> WHAT NEEDS TO BE DONE: Track down each line that has the word "Latte" and copy it.
-- start MATERIAL PROVIDED --
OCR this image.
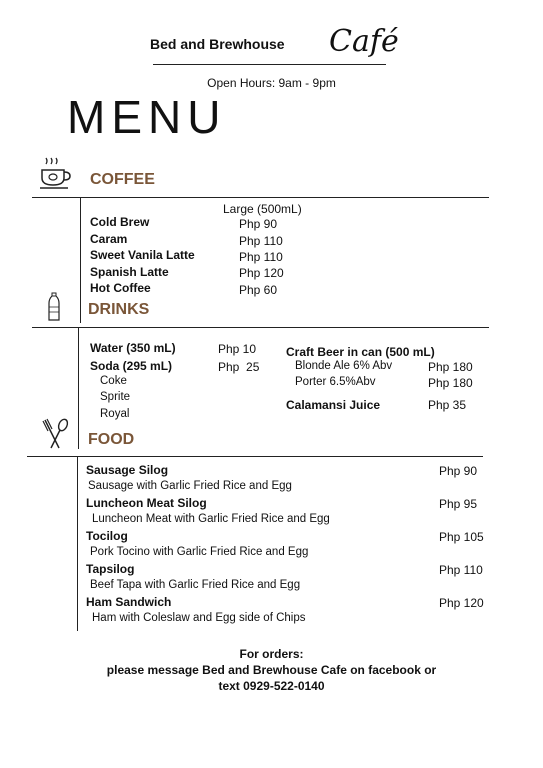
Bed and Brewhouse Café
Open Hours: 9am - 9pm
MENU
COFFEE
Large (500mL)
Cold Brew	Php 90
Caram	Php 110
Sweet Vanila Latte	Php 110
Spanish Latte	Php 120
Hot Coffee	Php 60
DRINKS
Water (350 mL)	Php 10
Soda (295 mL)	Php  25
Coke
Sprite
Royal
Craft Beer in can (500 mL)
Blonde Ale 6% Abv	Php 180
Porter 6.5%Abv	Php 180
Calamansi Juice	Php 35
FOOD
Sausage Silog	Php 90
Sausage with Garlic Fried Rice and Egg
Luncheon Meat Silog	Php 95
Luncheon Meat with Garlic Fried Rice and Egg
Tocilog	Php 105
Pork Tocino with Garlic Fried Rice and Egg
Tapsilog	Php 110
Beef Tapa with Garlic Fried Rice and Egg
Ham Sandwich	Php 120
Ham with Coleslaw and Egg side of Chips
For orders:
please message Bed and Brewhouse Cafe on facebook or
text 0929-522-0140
-- end MATERIAL PROVIDED --
-- start MATERIAL PROVIDED --
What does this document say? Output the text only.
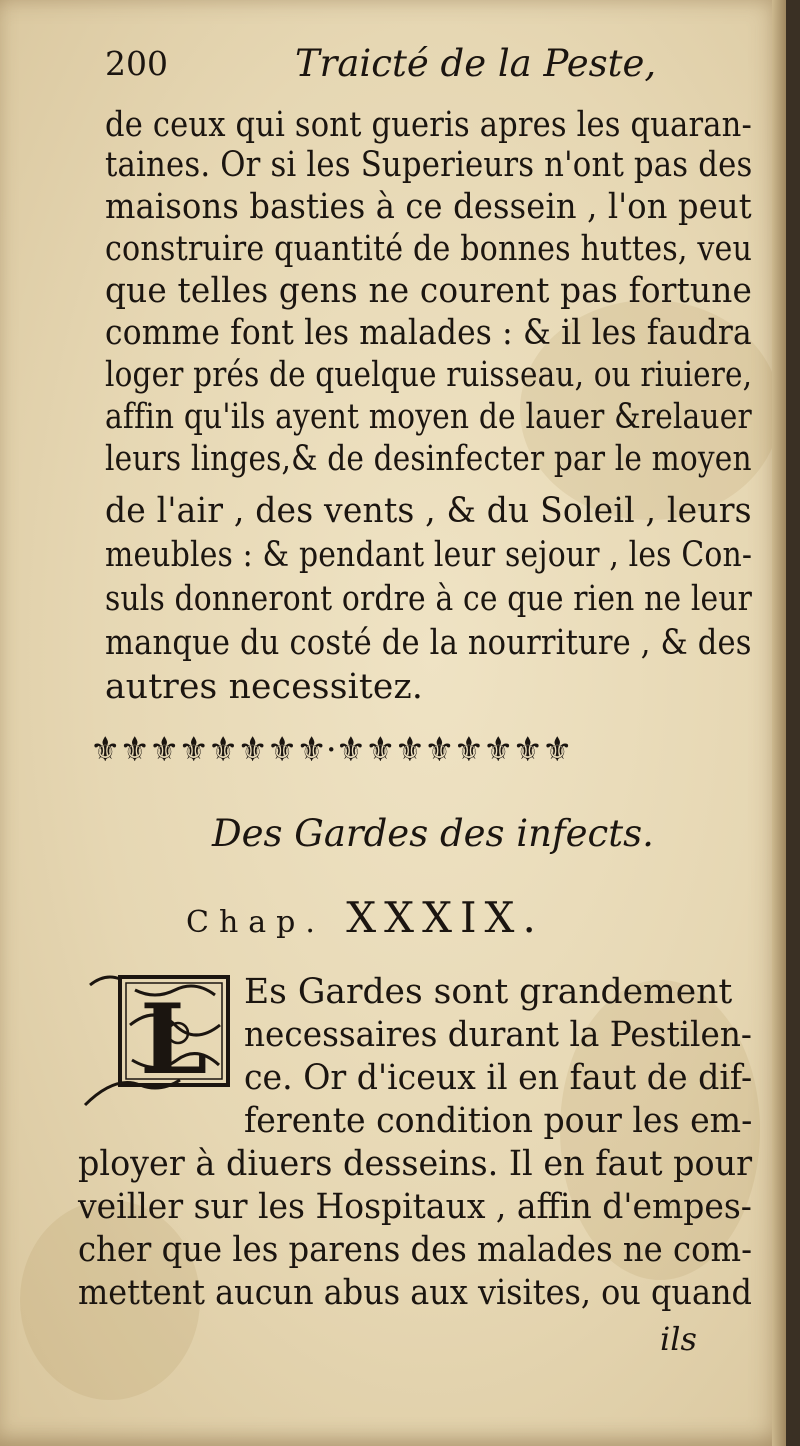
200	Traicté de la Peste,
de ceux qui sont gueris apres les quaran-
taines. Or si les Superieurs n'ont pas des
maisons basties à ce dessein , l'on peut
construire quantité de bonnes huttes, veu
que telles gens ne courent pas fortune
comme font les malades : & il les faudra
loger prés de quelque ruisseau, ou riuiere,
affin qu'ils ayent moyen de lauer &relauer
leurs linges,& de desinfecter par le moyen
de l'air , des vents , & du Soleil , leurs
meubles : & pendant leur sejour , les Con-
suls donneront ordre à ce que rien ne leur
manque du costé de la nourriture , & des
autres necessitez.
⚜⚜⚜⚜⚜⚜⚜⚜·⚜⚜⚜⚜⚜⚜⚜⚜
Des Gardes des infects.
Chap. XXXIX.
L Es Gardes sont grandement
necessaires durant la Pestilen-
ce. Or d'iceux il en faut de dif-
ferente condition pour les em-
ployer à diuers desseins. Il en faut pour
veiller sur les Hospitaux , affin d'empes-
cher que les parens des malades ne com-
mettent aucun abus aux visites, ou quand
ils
-- end MATERIAL PROVIDED --
> FINISHED EXERCISE:
Sweet Vanila Latte	Php 110
Spanish Latte	Php 120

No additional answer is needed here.